## The request
In the data below, reproduce word for word the lines starting with the line containing "data-label-startup: 15.6ms [589, 566, 643, 581]" and going on through the line containing "x-axis-ticks: sha1-10808-bits sha1-21896-bits", both included.

## Supplied data

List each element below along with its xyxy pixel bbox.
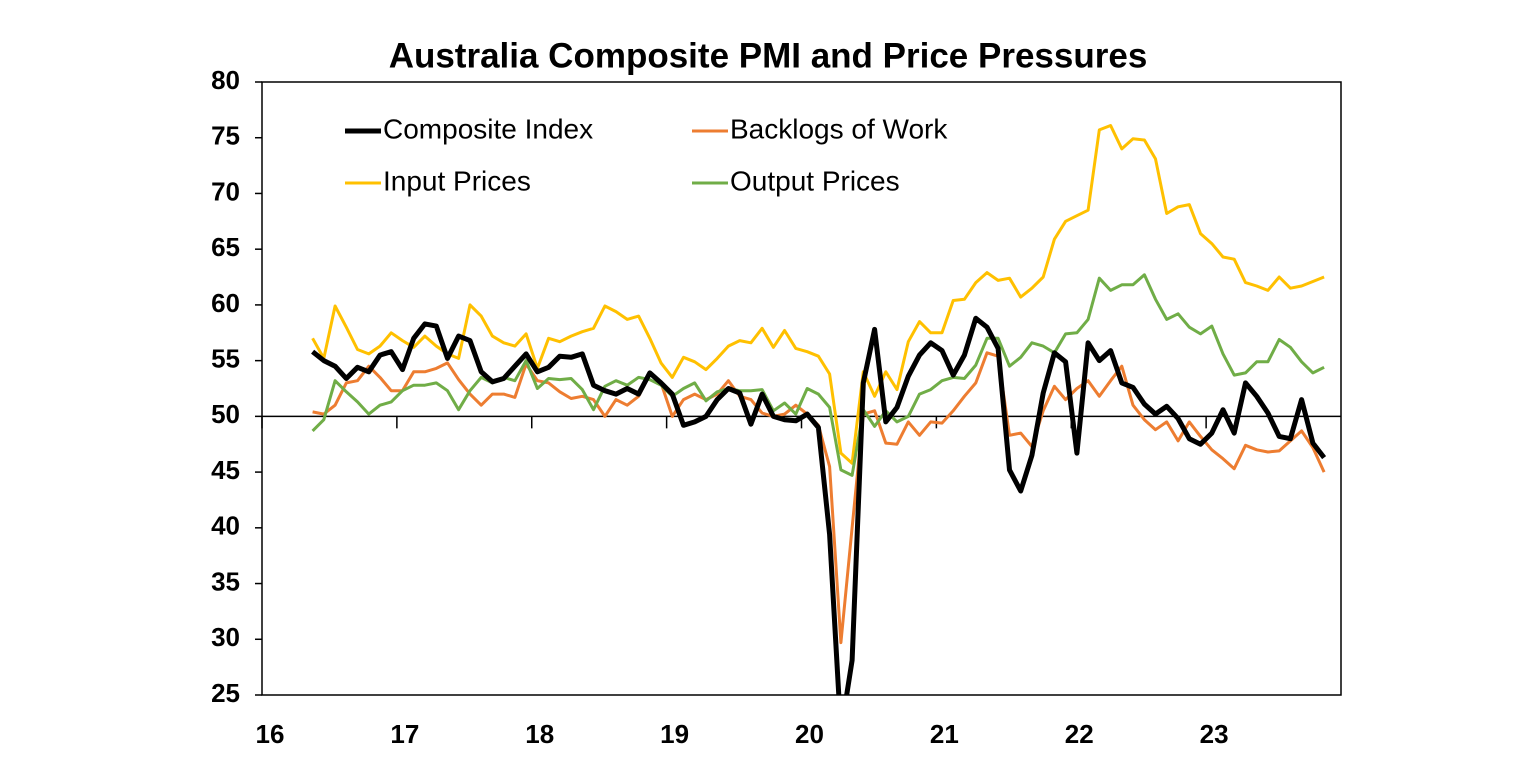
- y-tick-label: 65: [211, 232, 240, 262]
- y-tick-label: 40: [211, 511, 240, 541]
- y-tick-label: 70: [211, 176, 240, 206]
- y-tick-label: 30: [211, 622, 240, 652]
- legend-label: Input Prices: [383, 165, 531, 196]
- y-tick-label: 25: [211, 678, 240, 708]
- y-tick-label: 50: [211, 399, 240, 429]
- y-tick-label: 55: [211, 344, 240, 374]
- x-tick-label: 19: [660, 719, 689, 749]
- plot-frame: [261, 81, 1342, 696]
- x-tick-label: 22: [1065, 719, 1094, 749]
- y-tick-label: 75: [211, 121, 240, 151]
- x-tick-label: 18: [525, 719, 554, 749]
- y-tick-label: 80: [211, 65, 240, 95]
- legend-label: Composite Index: [383, 113, 593, 144]
- series-line: [311, 124, 1325, 465]
- x-tick-label: 20: [795, 719, 824, 749]
- x-tick-label: 23: [1200, 719, 1229, 749]
- chart-title: Australia Composite PMI and Price Pressu…: [389, 36, 1148, 75]
- plot-lines: [311, 124, 1327, 695]
- y-tick-label: 60: [211, 288, 240, 318]
- x-tick-label: 16: [256, 719, 285, 749]
- x-tick-label: 21: [930, 719, 959, 749]
- series-line: [311, 315, 1327, 695]
- legend-label: Backlogs of Work: [730, 113, 948, 144]
- legend-label: Output Prices: [730, 165, 900, 196]
- y-tick-label: 35: [211, 566, 240, 596]
- series-line: [311, 273, 1325, 477]
- y-tick-label: 45: [211, 455, 240, 485]
- x-tick-label: 17: [390, 719, 419, 749]
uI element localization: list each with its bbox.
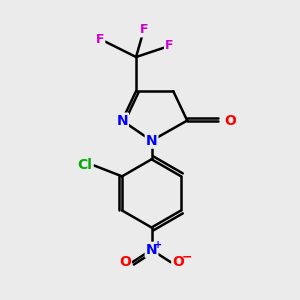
Text: F: F bbox=[140, 23, 148, 37]
Text: O: O bbox=[224, 114, 236, 128]
Text: F: F bbox=[96, 32, 104, 46]
Text: −: − bbox=[182, 250, 192, 263]
Text: F: F bbox=[165, 40, 173, 52]
Text: O: O bbox=[119, 255, 131, 269]
Text: Cl: Cl bbox=[78, 158, 93, 172]
Text: N: N bbox=[146, 134, 158, 148]
Text: O: O bbox=[172, 255, 184, 269]
Text: N: N bbox=[146, 243, 158, 257]
Text: N: N bbox=[116, 114, 128, 128]
Text: +: + bbox=[154, 240, 162, 250]
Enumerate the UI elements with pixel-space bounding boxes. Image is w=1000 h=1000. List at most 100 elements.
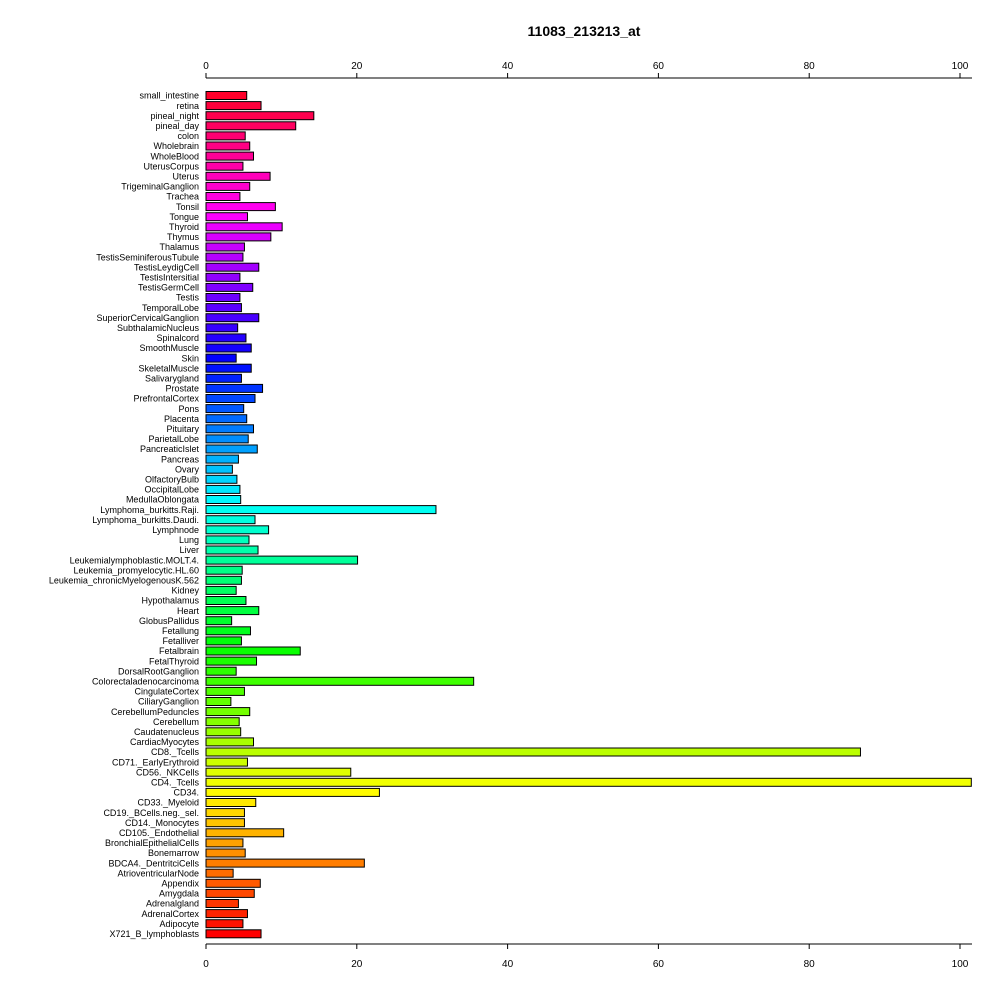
- top-tick-label: 20: [351, 61, 363, 72]
- bar: [205, 818, 245, 828]
- bar: [205, 262, 260, 272]
- bar: [205, 575, 242, 585]
- category-label: TemporalLobe: [142, 303, 199, 313]
- category-label: OlfactoryBulb: [145, 475, 199, 485]
- category-label: SmoothMuscle: [139, 343, 199, 353]
- bar: [205, 888, 255, 898]
- category-label: Appendix: [161, 879, 199, 889]
- category-label: CD33._Myeloid: [137, 798, 199, 808]
- category-label: Liver: [179, 545, 199, 555]
- category-label: Heart: [177, 606, 200, 616]
- category-label: Fetalliver: [162, 636, 199, 646]
- bar: [205, 707, 251, 717]
- category-label: PancreaticIslet: [140, 444, 200, 454]
- bar: [205, 868, 234, 878]
- category-label: Spinalcord: [156, 333, 199, 343]
- category-label: CingulateCortex: [134, 687, 199, 697]
- bar: [205, 121, 297, 131]
- bar: [205, 323, 239, 333]
- category-label: X721_B_lymphoblasts: [109, 929, 199, 939]
- bar: [205, 202, 276, 212]
- category-label: TestisIntersitial: [140, 273, 199, 283]
- bar: [205, 787, 380, 797]
- bar: [205, 414, 248, 424]
- category-label: BronchialEpithelialCells: [105, 838, 200, 848]
- category-label: Leukemialymphoblastic.MOLT.4.: [70, 555, 199, 565]
- category-label: Skin: [181, 353, 199, 363]
- bar: [205, 838, 244, 848]
- category-labels-group: small_intestineretinapineal_nightpineal_…: [49, 91, 200, 939]
- bottom-x-axis: 0 20 40 60 80 100: [203, 943, 972, 970]
- category-label: Leukemia_promyelocytic.HL.60: [73, 565, 199, 575]
- bar: [205, 363, 252, 373]
- bar: [205, 343, 252, 353]
- bar: [205, 646, 301, 656]
- category-label: Amygdala: [159, 889, 199, 899]
- bars-group: [205, 91, 972, 939]
- category-label: TrigeminalGanglion: [121, 182, 199, 192]
- category-label: TestisGermCell: [138, 283, 199, 293]
- bar: [205, 151, 255, 161]
- top-tick-label: 100: [952, 61, 969, 72]
- bar: [205, 171, 271, 181]
- category-label: UterusCorpus: [143, 161, 199, 171]
- bar: [205, 717, 240, 727]
- bottom-tick-label: 100: [952, 959, 969, 970]
- category-label: OccipitalLobe: [144, 485, 199, 495]
- bar: [205, 596, 247, 605]
- bar: [205, 404, 245, 414]
- bar: [205, 626, 251, 636]
- bar: [205, 727, 242, 737]
- category-label: Pancreas: [161, 454, 200, 464]
- bar: [205, 333, 247, 343]
- category-label: Tonsil: [176, 202, 199, 212]
- bar: [205, 848, 246, 858]
- bar: [205, 293, 241, 302]
- bar: [205, 434, 249, 444]
- bar: [205, 474, 238, 484]
- category-label: colon: [177, 131, 199, 141]
- category-label: AtrioventricularNode: [117, 868, 199, 878]
- category-label: SkeletalMuscle: [138, 363, 199, 373]
- bar: [205, 606, 260, 616]
- category-label: Tongue: [169, 212, 199, 222]
- bar: [205, 747, 861, 757]
- bar: [205, 686, 245, 696]
- bar: [205, 242, 245, 252]
- category-label: Salivarygland: [145, 374, 199, 384]
- bar: [205, 737, 255, 747]
- bar: [205, 313, 260, 323]
- bar: [205, 232, 272, 242]
- top-tick-label: 60: [653, 61, 665, 72]
- bar: [205, 484, 241, 494]
- bar: [205, 777, 972, 787]
- bar: [205, 212, 248, 222]
- bar: [205, 636, 242, 646]
- bar: [205, 757, 248, 767]
- bar: [205, 353, 237, 363]
- top-x-axis: 0 20 40 60 80 100: [203, 61, 972, 79]
- category-label: CD4._Tcells: [151, 778, 200, 788]
- bar: [205, 222, 283, 232]
- bar: [205, 111, 315, 121]
- bar: [205, 515, 256, 525]
- category-label: Thyroid: [169, 222, 199, 232]
- category-label: Adipocyte: [159, 919, 199, 929]
- category-label: Adrenalgland: [146, 899, 199, 909]
- bottom-tick-label: 0: [203, 959, 209, 970]
- category-label: SubthalamicNucleus: [117, 323, 200, 333]
- top-tick-label: 80: [804, 61, 816, 72]
- bar: [205, 585, 237, 595]
- category-label: TestisLeydigCell: [134, 262, 199, 272]
- category-label: Placenta: [164, 414, 199, 424]
- category-label: CD34.: [173, 788, 199, 798]
- bar: [205, 565, 243, 575]
- category-label: CD56._NKCells: [136, 767, 200, 777]
- category-label: CD19._BCells.neg._sel.: [103, 808, 199, 818]
- category-label: CD105._Endothelial: [119, 828, 199, 838]
- category-label: Testis: [176, 293, 200, 303]
- category-label: Lymphoma_burkitts.Raji.: [100, 505, 199, 515]
- category-label: Thalamus: [159, 242, 199, 252]
- bottom-tick-label: 20: [351, 959, 363, 970]
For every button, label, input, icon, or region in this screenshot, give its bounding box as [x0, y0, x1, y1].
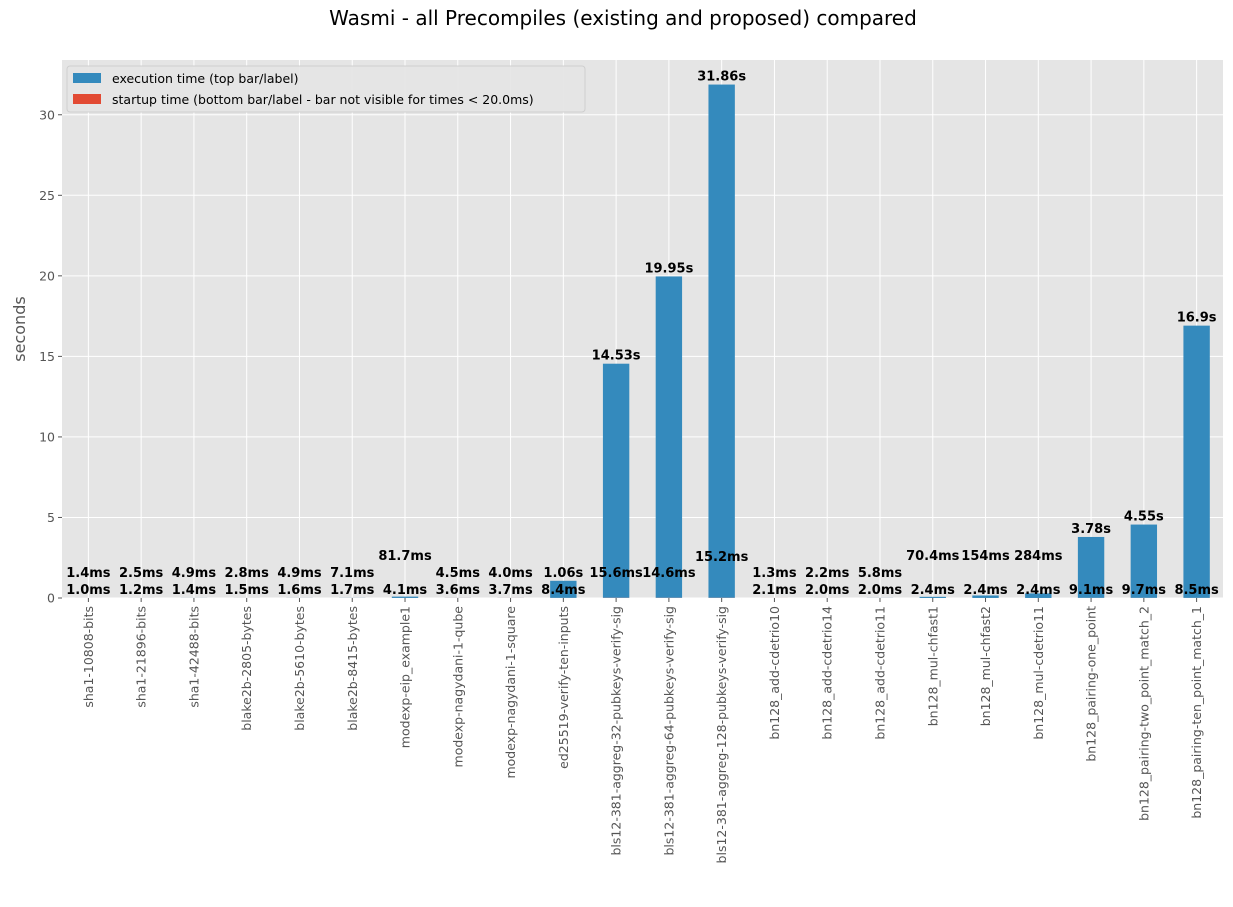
data-label-startup: 15.6ms [589, 566, 643, 581]
data-label-execution: 7.1ms [330, 566, 375, 581]
data-label-execution: 4.9ms [277, 566, 322, 581]
y-tick-label: 0 [47, 591, 55, 606]
data-label-execution: 154ms [961, 549, 1010, 564]
data-label-startup: 3.6ms [436, 583, 481, 598]
x-axis-ticks: sha1-10808-bits sha1-21896-bits sha1-42488… [81, 598, 1204, 863]
x-tick-label: bn128_add-cdetrio10 [767, 606, 782, 740]
data-label-startup: 2.4ms [911, 583, 956, 598]
data-label-execution: 284ms [1014, 549, 1063, 564]
data-label-startup: 8.5ms [1174, 583, 1219, 598]
data-label-startup: 2.4ms [1016, 583, 1061, 598]
data-label-execution: 1.06s [543, 566, 583, 581]
data-label-startup: 1.0ms [66, 583, 111, 598]
data-label-execution: 70.4ms [906, 549, 960, 564]
y-axis-ticks: 0 5 10 15 20 25 30 [39, 107, 62, 605]
data-label-execution: 5.8ms [858, 566, 903, 581]
chart-title: Wasmi - all Precompiles (existing and pr… [329, 6, 917, 30]
x-tick-label: sha1-10808-bits [81, 606, 96, 708]
data-label-startup: 14.6ms [642, 566, 696, 581]
legend-swatch [73, 73, 101, 83]
data-label-execution: 2.2ms [805, 566, 850, 581]
data-label-execution: 16.9s [1177, 311, 1217, 326]
x-tick-label: sha1-21896-bits [134, 606, 149, 708]
data-label-execution: 14.53s [592, 349, 641, 364]
x-tick-label: bn128_pairing-two_point_match_2 [1136, 606, 1151, 821]
x-tick-label: modexp-nagydani-1-square [503, 606, 518, 779]
y-tick-label: 5 [47, 510, 55, 525]
bar-execution-time [656, 276, 682, 597]
data-label-startup: 2.4ms [963, 583, 1008, 598]
data-label-execution: 4.9ms [172, 566, 217, 581]
data-label-execution: 31.86s [697, 70, 746, 85]
data-label-startup: 15.2ms [695, 550, 749, 565]
data-label-startup: 4.1ms [383, 583, 428, 598]
data-label-startup: 2.1ms [752, 583, 797, 598]
data-label-startup: 9.7ms [1122, 583, 1167, 598]
x-tick-label: modexp-eip_example1 [398, 606, 413, 748]
data-label-startup: 1.2ms [119, 583, 164, 598]
data-label-startup: 1.4ms [172, 583, 217, 598]
x-tick-label: bls12-381-aggreg-128-pubkeys-verify-sig [714, 606, 729, 863]
y-tick-label: 30 [39, 107, 55, 122]
legend-swatch [73, 94, 101, 104]
x-tick-label: ed25519-verify-ten-inputs [556, 606, 571, 769]
x-tick-label: blake2b-8415-bytes [345, 606, 360, 731]
x-tick-label: bn128_pairing-ten_point_match_1 [1189, 606, 1204, 819]
y-axis-label: seconds [10, 296, 29, 361]
data-label-execution: 4.0ms [488, 566, 533, 581]
data-label-execution: 2.5ms [119, 566, 164, 581]
data-label-startup: 3.7ms [488, 583, 533, 598]
data-label-execution: 1.4ms [66, 566, 111, 581]
data-label-startup: 2.0ms [805, 583, 850, 598]
data-label-startup: 1.5ms [225, 583, 270, 598]
y-tick-label: 20 [39, 268, 55, 283]
bar-execution-time [1183, 326, 1209, 598]
legend-entry: execution time (top bar/label) [112, 71, 299, 86]
bar-execution-time [603, 364, 629, 598]
data-label-startup: 1.7ms [330, 583, 375, 598]
data-label-execution: 3.78s [1071, 522, 1111, 537]
x-tick-label: bn128_add-cdetrio11 [872, 606, 887, 740]
data-label-execution: 19.95s [644, 261, 693, 276]
data-label-execution: 4.5ms [436, 566, 481, 581]
x-tick-label: bn128_pairing-one_point [1084, 606, 1099, 762]
x-tick-label: blake2b-5610-bytes [292, 606, 307, 731]
x-tick-label: bls12-381-aggreg-32-pubkeys-verify-sig [609, 606, 624, 856]
x-tick-label: sha1-42488-bits [186, 606, 201, 708]
y-tick-label: 25 [39, 188, 55, 203]
x-tick-label: modexp-nagydani-1-qube [450, 606, 465, 768]
x-tick-label: bn128_mul-cdetrio11 [1031, 606, 1046, 740]
legend: execution time (top bar/label) startup ti… [67, 66, 585, 112]
y-tick-label: 10 [39, 429, 55, 444]
y-tick-label: 15 [39, 349, 55, 364]
data-label-startup: 8.4ms [541, 583, 586, 598]
x-tick-label: blake2b-2805-bytes [239, 606, 254, 731]
data-label-execution: 4.55s [1124, 510, 1164, 525]
data-label-startup: 9.1ms [1069, 583, 1114, 598]
data-label-execution: 81.7ms [378, 549, 432, 564]
legend-entry: startup time (bottom bar/label - bar not… [112, 92, 534, 107]
data-label-startup: 2.0ms [858, 583, 903, 598]
data-label-execution: 2.8ms [225, 566, 270, 581]
x-tick-label: bn128_mul-chfast1 [925, 606, 940, 726]
x-tick-label: bn128_mul-chfast2 [978, 606, 993, 726]
bar-execution-time [708, 85, 734, 598]
x-tick-label: bls12-381-aggreg-64-pubkeys-verify-sig [661, 606, 676, 856]
data-label-startup: 1.6ms [277, 583, 322, 598]
data-label-execution: 1.3ms [752, 566, 797, 581]
x-tick-label: bn128_add-cdetrio14 [820, 606, 835, 740]
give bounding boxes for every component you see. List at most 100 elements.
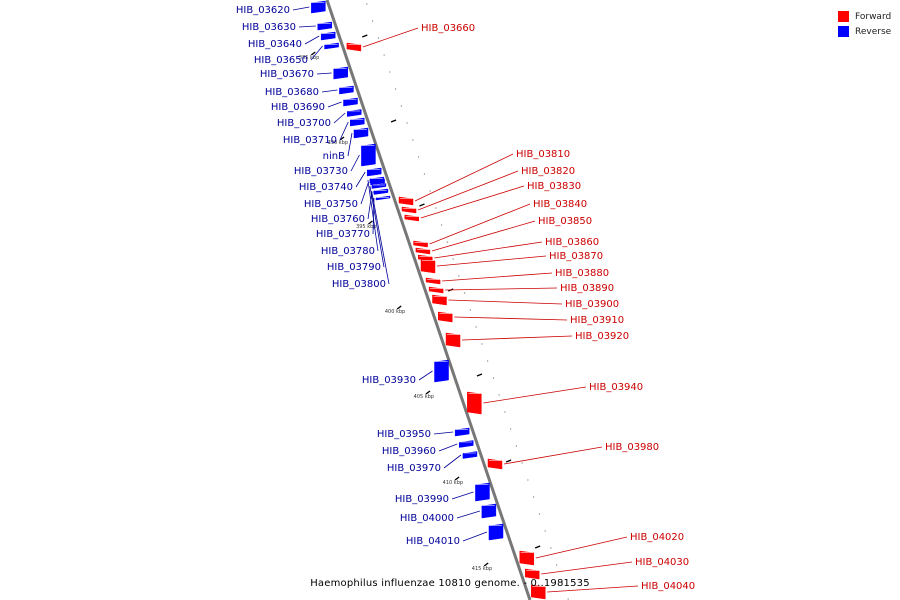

## Task response
data-label-startup: 15.6ms [589, 566, 643, 581]
data-label-execution: 7.1ms [330, 566, 375, 581]
data-label-execution: 4.9ms [277, 566, 322, 581]
y-tick-label: 0 [47, 591, 55, 606]
data-label-execution: 154ms [961, 549, 1010, 564]
data-label-startup: 3.6ms [436, 583, 481, 598]
x-axis-ticks: sha1-10808-bits sha1-21896-bits sha1-42488… [81, 598, 1204, 863]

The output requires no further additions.